Set exercise: Locate all lines with the word "title" and copy them out.

A block of data
==============================

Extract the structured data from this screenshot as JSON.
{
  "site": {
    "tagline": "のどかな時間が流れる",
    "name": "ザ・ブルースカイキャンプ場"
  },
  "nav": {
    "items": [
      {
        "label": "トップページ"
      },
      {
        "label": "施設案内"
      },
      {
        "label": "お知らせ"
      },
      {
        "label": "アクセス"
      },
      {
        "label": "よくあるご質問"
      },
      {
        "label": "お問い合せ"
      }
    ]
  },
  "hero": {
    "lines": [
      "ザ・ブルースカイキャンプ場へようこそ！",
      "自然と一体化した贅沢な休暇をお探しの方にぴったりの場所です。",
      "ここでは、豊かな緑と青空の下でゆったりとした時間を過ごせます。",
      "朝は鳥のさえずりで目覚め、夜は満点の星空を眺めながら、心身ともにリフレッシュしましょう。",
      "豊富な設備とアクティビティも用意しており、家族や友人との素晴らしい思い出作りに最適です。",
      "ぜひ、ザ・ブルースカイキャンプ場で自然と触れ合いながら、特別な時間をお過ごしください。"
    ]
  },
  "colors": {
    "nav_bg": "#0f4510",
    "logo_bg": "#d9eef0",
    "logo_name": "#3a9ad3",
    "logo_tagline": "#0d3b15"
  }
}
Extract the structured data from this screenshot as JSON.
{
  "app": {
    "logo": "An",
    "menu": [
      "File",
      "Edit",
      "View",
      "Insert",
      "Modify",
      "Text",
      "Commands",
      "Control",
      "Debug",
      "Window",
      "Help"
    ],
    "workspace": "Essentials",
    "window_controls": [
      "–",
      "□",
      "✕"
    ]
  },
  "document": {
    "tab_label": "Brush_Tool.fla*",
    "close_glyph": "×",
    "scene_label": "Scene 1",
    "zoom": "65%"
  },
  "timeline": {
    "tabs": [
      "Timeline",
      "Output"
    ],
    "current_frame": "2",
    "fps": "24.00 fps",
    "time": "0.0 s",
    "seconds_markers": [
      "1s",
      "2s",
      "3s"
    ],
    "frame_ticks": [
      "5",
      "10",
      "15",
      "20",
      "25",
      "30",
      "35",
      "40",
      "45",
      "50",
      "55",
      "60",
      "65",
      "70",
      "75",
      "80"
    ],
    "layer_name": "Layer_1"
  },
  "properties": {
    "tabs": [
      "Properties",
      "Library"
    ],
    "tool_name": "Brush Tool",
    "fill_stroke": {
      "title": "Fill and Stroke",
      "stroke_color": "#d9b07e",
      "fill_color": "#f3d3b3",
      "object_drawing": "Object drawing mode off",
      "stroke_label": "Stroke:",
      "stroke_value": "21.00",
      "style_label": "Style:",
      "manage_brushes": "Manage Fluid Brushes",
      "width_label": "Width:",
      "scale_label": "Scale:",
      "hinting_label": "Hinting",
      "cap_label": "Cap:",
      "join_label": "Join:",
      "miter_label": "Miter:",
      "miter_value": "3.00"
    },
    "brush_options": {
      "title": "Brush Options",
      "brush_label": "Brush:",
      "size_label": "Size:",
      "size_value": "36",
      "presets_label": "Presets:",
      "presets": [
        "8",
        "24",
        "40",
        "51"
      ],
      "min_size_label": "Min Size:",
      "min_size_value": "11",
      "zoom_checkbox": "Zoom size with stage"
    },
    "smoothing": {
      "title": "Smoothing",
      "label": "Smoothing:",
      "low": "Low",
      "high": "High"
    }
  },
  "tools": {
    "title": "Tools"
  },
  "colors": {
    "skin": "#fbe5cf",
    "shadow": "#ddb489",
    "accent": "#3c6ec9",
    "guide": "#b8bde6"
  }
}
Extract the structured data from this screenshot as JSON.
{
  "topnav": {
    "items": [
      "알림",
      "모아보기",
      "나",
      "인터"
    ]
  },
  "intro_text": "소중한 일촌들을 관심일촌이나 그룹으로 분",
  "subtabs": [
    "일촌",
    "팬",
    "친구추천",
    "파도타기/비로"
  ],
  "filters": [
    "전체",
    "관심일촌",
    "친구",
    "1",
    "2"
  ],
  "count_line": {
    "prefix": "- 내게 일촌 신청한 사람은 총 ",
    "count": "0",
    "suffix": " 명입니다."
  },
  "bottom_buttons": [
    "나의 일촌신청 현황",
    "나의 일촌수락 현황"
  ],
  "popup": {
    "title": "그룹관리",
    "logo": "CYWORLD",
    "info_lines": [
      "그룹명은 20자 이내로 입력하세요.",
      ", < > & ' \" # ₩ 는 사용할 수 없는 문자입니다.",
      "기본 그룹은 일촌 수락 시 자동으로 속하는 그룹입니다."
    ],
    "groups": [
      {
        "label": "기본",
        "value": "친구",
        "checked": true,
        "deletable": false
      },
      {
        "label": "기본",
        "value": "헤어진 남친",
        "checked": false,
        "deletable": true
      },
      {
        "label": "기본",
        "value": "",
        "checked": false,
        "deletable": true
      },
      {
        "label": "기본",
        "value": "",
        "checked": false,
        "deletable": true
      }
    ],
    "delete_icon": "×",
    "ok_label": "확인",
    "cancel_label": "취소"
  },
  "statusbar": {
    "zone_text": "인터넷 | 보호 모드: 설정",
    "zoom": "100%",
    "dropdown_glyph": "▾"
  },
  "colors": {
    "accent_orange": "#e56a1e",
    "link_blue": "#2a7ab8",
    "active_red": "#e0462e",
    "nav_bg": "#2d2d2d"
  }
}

==============================

Response to this exercise:
      "title": "Fill and Stroke",
      "title": "Brush Options",
      "title": "Smoothing",
    "title": "Tools"
    "title": "그룹관리",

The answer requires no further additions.